■ **Requirement**
Every line that contains the word "Parts" should be copied.

■ **Material supplied**

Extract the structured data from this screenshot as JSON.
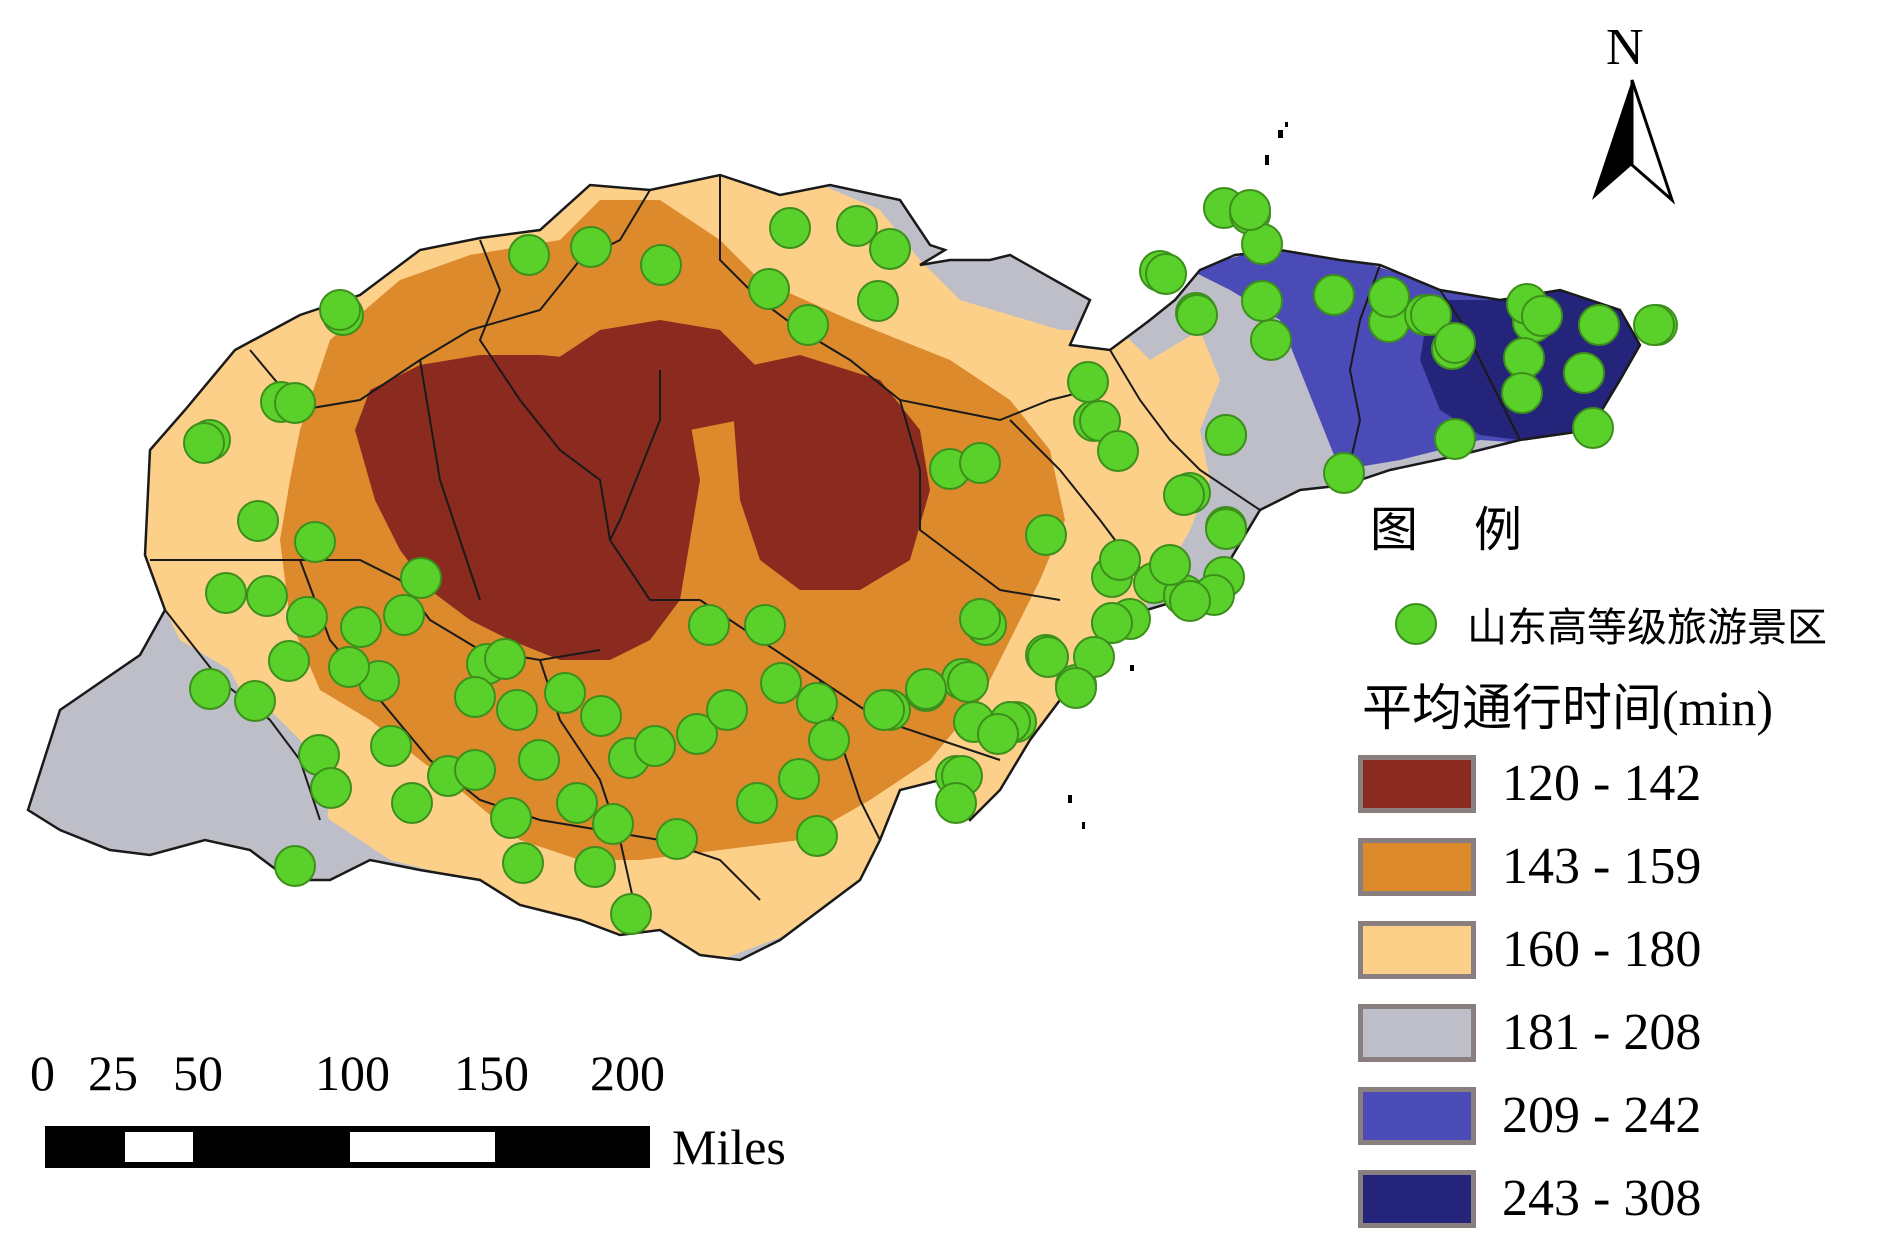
{
  "north_arrow": {
    "label": "N",
    "icon": "north-arrow-icon"
  },
  "legend": {
    "title": "图 例",
    "point_label": "山东高等级旅游景区",
    "point_color": "#5ad12a",
    "subtitle": "平均通行时间(min)",
    "classes": [
      {
        "range": "120 - 142",
        "color": "#8b2a1f"
      },
      {
        "range": "143 - 159",
        "color": "#dc8a2c"
      },
      {
        "range": "160 - 180",
        "color": "#fdd08a"
      },
      {
        "range": "181 - 208",
        "color": "#bebec8"
      },
      {
        "range": "209 - 242",
        "color": "#4b4bb8"
      },
      {
        "range": "243 - 308",
        "color": "#24247a"
      }
    ]
  },
  "scale_bar": {
    "ticks": [
      "0",
      "25",
      "50",
      "100",
      "150",
      "200"
    ],
    "unit": "Miles"
  }
}
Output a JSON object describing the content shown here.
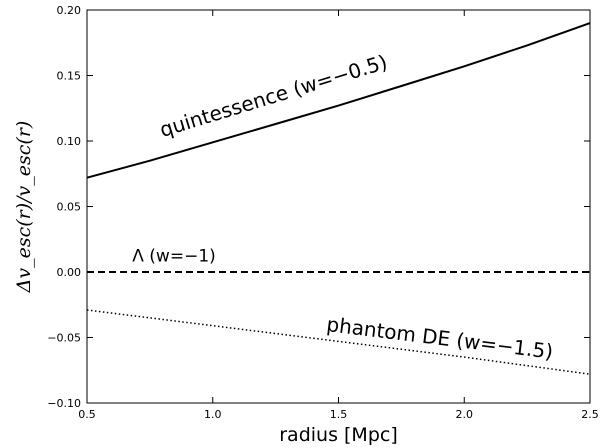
{
  "chart_data": {
    "type": "line",
    "xlabel": "radius [Mpc]",
    "ylabel": "Δv_esc(r)/v_esc(r)",
    "xlim": [
      0.5,
      2.5
    ],
    "ylim": [
      -0.1,
      0.2
    ],
    "grid": false,
    "x_ticks": [
      "0.5",
      "1.0",
      "1.5",
      "2.0",
      "2.5"
    ],
    "y_ticks": [
      "−0.10",
      "−0.05",
      "0.00",
      "0.05",
      "0.10",
      "0.15",
      "0.20"
    ],
    "series": [
      {
        "linestyle": "solid",
        "color": "#000000",
        "x": [
          0.5,
          0.75,
          1.0,
          1.25,
          1.5,
          1.75,
          2.0,
          2.25,
          2.5
        ],
        "y": [
          0.072,
          0.085,
          0.099,
          0.113,
          0.127,
          0.142,
          0.157,
          0.173,
          0.19
        ]
      },
      {
        "linestyle": "dashed",
        "color": "#000000",
        "x": [
          0.5,
          2.5
        ],
        "y": [
          0.0,
          0.0
        ]
      },
      {
        "linestyle": "dotted",
        "color": "#000000",
        "x": [
          0.5,
          1.0,
          1.5,
          2.0,
          2.5
        ],
        "y": [
          -0.029,
          -0.041,
          -0.053,
          -0.065,
          -0.078
        ]
      }
    ],
    "annotations": [
      {
        "text": "quintessence (w=−0.5)",
        "x": 0.8,
        "y": 0.103,
        "rotation_deg": -17
      },
      {
        "text": "Λ (w=−1)",
        "x": 0.68,
        "y": 0.008,
        "rotation_deg": 0
      },
      {
        "text": "phantom DE (w=−1.5)",
        "x": 1.45,
        "y": -0.045,
        "rotation_deg": 7
      }
    ]
  }
}
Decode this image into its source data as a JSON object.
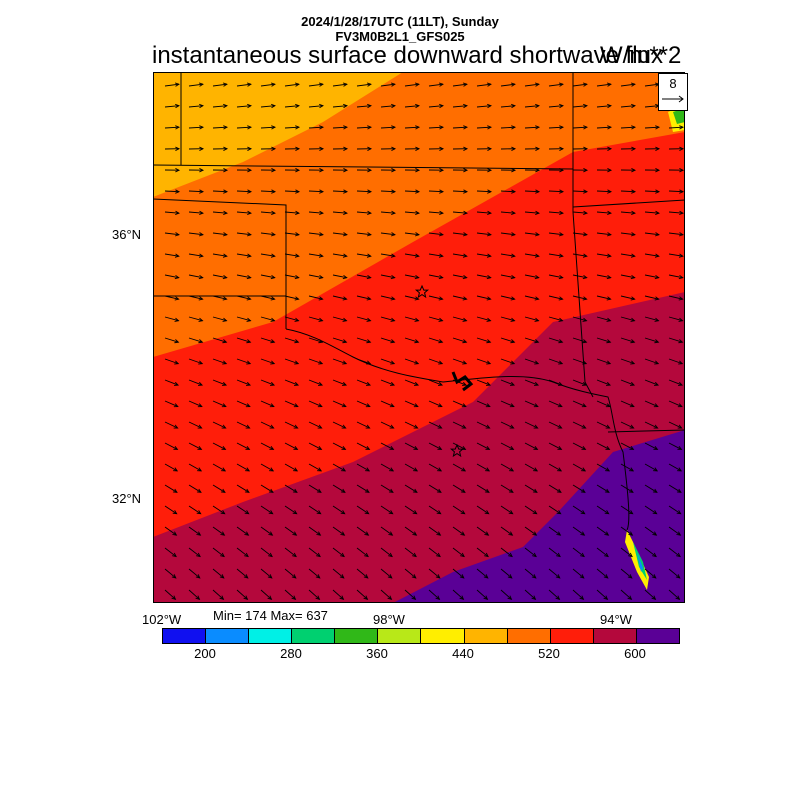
{
  "header": {
    "line1": "2024/1/28/17UTC (11LT), Sunday",
    "line2": "FV3M0B2L1_GFS025",
    "title": "instantaneous surface downward shortwave flux",
    "units": "W/m**2"
  },
  "stats": {
    "text": "Min= 174 Max= 637",
    "min": 174,
    "max": 637
  },
  "reference_vector": {
    "value": "8"
  },
  "lat_labels": [
    "36°N",
    "32°N"
  ],
  "lon_labels": [
    "102°W",
    "98°W",
    "94°W"
  ],
  "colorbar": {
    "colors": [
      "#1010f0",
      "#0a8cff",
      "#00f0e6",
      "#00d070",
      "#30b818",
      "#b8e818",
      "#ffee00",
      "#ffb400",
      "#ff6e00",
      "#ff1e0a",
      "#b4083c",
      "#5a0096"
    ],
    "labels": [
      "200",
      "280",
      "360",
      "440",
      "520",
      "600"
    ]
  },
  "markers": [
    "star",
    "star"
  ]
}
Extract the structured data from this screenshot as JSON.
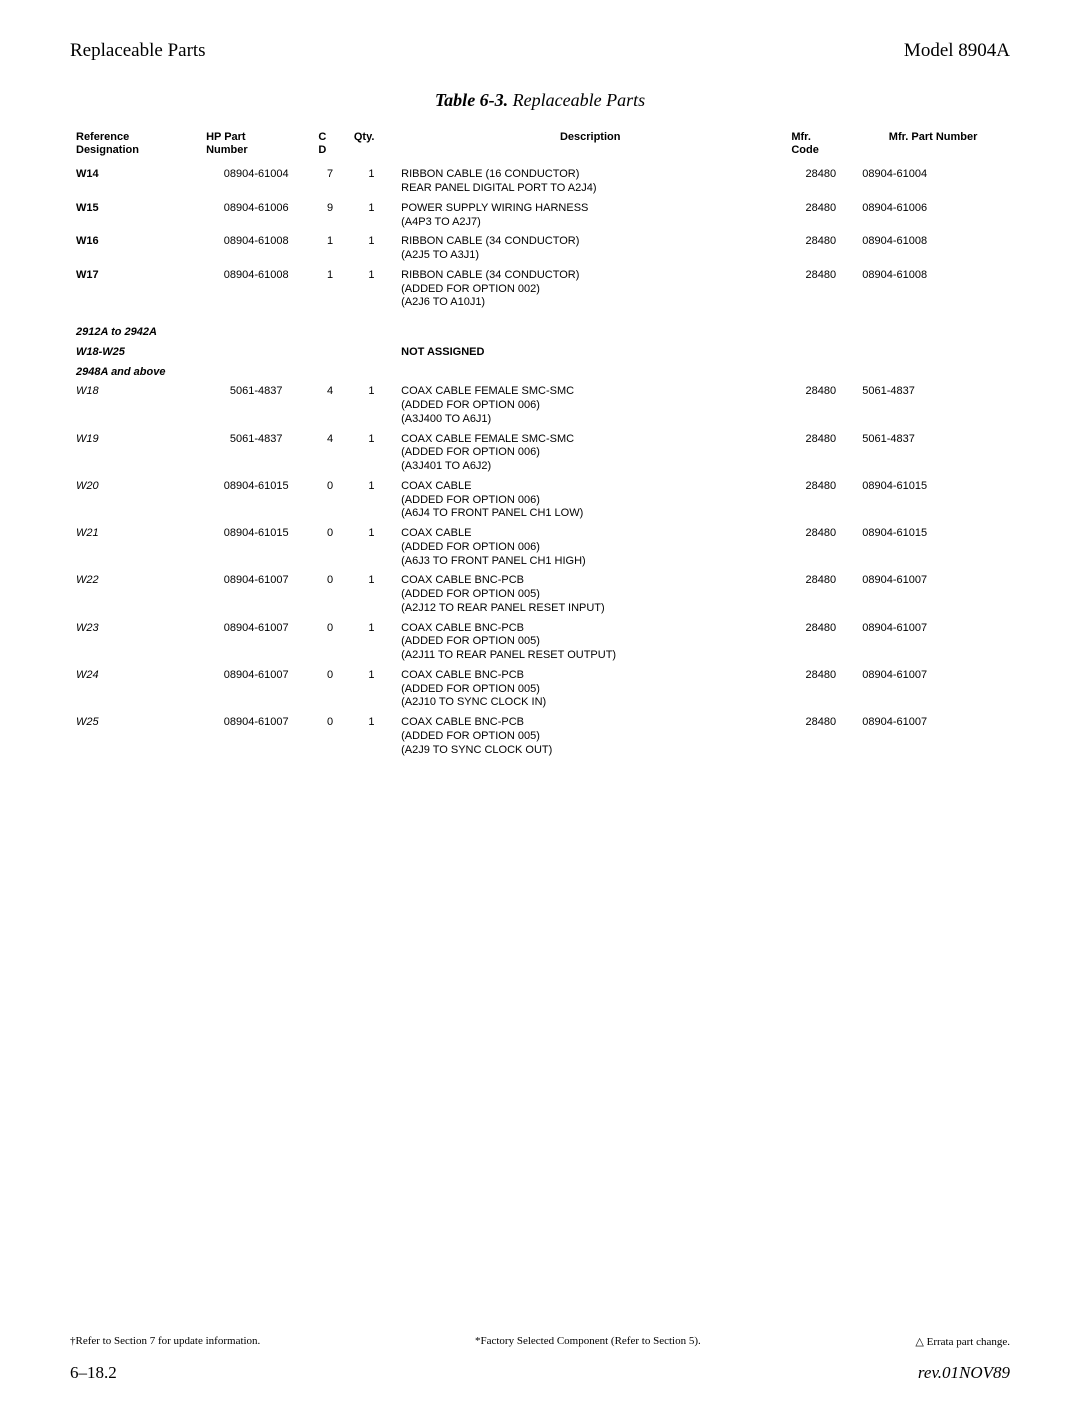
{
  "header": {
    "left": "Replaceable Parts",
    "right": "Model 8904A"
  },
  "table_title": {
    "label": "Table 6-3.",
    "suffix": " Replaceable Parts"
  },
  "columns": {
    "ref": "Reference\nDesignation",
    "hp": "HP Part\nNumber",
    "cd": "C\nD",
    "qty": "Qty.",
    "desc": "Description",
    "mfr": "Mfr.\nCode",
    "mpn": "Mfr. Part Number"
  },
  "rows": [
    {
      "ref": "W14",
      "hp": "08904-61004",
      "cd": "7",
      "qty": "1",
      "desc": "RIBBON CABLE (16 CONDUCTOR)\nREAR PANEL DIGITAL PORT TO A2J4)",
      "mfr": "28480",
      "mpn": "08904-61004",
      "italic": false
    },
    {
      "ref": "W15",
      "hp": "08904-61006",
      "cd": "9",
      "qty": "1",
      "desc": "POWER SUPPLY WIRING HARNESS\n(A4P3 TO A2J7)",
      "mfr": "28480",
      "mpn": "08904-61006",
      "italic": false
    },
    {
      "ref": "W16",
      "hp": "08904-61008",
      "cd": "1",
      "qty": "1",
      "desc": "RIBBON CABLE (34 CONDUCTOR)\n(A2J5 TO A3J1)",
      "mfr": "28480",
      "mpn": "08904-61008",
      "italic": false
    },
    {
      "ref": "W17",
      "hp": "08904-61008",
      "cd": "1",
      "qty": "1",
      "desc": "RIBBON CABLE (34 CONDUCTOR)\n(ADDED FOR OPTION 002)\n(A2J6 TO A10J1)",
      "mfr": "28480",
      "mpn": "08904-61008",
      "italic": false
    }
  ],
  "section_notes": [
    {
      "ref": "2912A to 2942A"
    },
    {
      "ref": "W18-W25",
      "desc": "NOT ASSIGNED"
    },
    {
      "ref": "2948A and above"
    }
  ],
  "rows2": [
    {
      "ref": "W18",
      "hp": "5061-4837",
      "cd": "4",
      "qty": "1",
      "desc": "COAX CABLE FEMALE SMC-SMC\n(ADDED FOR OPTION 006)\n(A3J400 TO A6J1)",
      "mfr": "28480",
      "mpn": "5061-4837",
      "italic": true
    },
    {
      "ref": "W19",
      "hp": "5061-4837",
      "cd": "4",
      "qty": "1",
      "desc": "COAX CABLE FEMALE SMC-SMC\n(ADDED FOR OPTION 006)\n(A3J401 TO A6J2)",
      "mfr": "28480",
      "mpn": "5061-4837",
      "italic": true
    },
    {
      "ref": "W20",
      "hp": "08904-61015",
      "cd": "0",
      "qty": "1",
      "desc": "COAX CABLE\n(ADDED FOR OPTION 006)\n(A6J4 TO FRONT PANEL CH1 LOW)",
      "mfr": "28480",
      "mpn": "08904-61015",
      "italic": true
    },
    {
      "ref": "W21",
      "hp": "08904-61015",
      "cd": "0",
      "qty": "1",
      "desc": "COAX CABLE\n(ADDED FOR OPTION 006)\n(A6J3 TO FRONT PANEL CH1 HIGH)",
      "mfr": "28480",
      "mpn": "08904-61015",
      "italic": true
    },
    {
      "ref": "W22",
      "hp": "08904-61007",
      "cd": "0",
      "qty": "1",
      "desc": "COAX CABLE BNC-PCB\n(ADDED FOR OPTION 005)\n(A2J12 TO REAR PANEL RESET INPUT)",
      "mfr": "28480",
      "mpn": "08904-61007",
      "italic": true
    },
    {
      "ref": "W23",
      "hp": "08904-61007",
      "cd": "0",
      "qty": "1",
      "desc": "COAX CABLE BNC-PCB\n(ADDED FOR OPTION 005)\n(A2J11 TO REAR PANEL RESET OUTPUT)",
      "mfr": "28480",
      "mpn": "08904-61007",
      "italic": true
    },
    {
      "ref": "W24",
      "hp": "08904-61007",
      "cd": "0",
      "qty": "1",
      "desc": "COAX CABLE BNC-PCB\n(ADDED FOR OPTION 005)\n(A2J10 TO SYNC CLOCK IN)",
      "mfr": "28480",
      "mpn": "08904-61007",
      "italic": true
    },
    {
      "ref": "W25",
      "hp": "08904-61007",
      "cd": "0",
      "qty": "1",
      "desc": "COAX CABLE BNC-PCB\n(ADDED FOR OPTION 005)\n(A2J9 TO SYNC CLOCK OUT)",
      "mfr": "28480",
      "mpn": "08904-61007",
      "italic": true
    }
  ],
  "footnotes": {
    "left": "†Refer to Section 7 for update information.",
    "center": "*Factory Selected Component (Refer to Section 5).",
    "right": "△ Errata part change."
  },
  "footer": {
    "page": "6–18.2",
    "rev": "rev.01NOV89"
  }
}
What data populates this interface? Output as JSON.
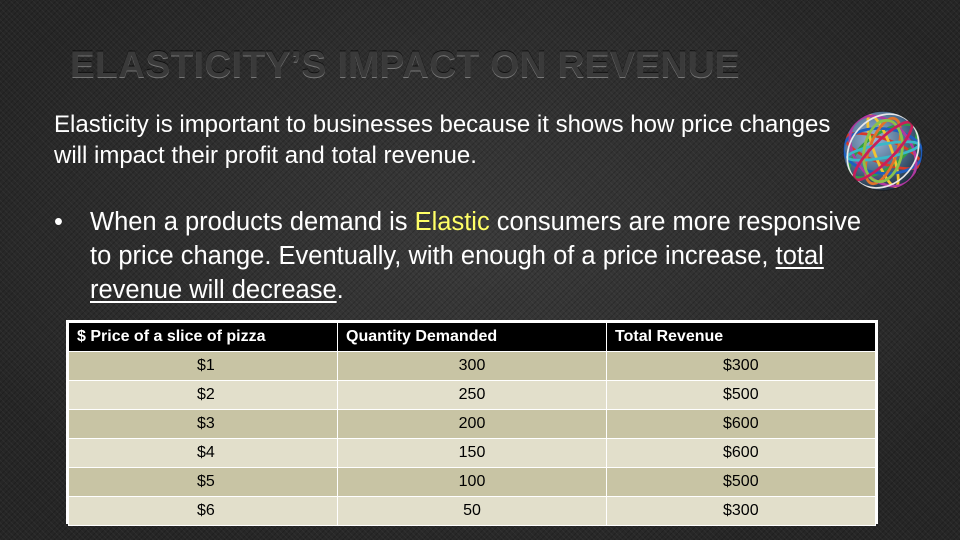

■ **Answer below**
    "left": "Replaceable Parts",
    "suffix": " Replaceable Parts"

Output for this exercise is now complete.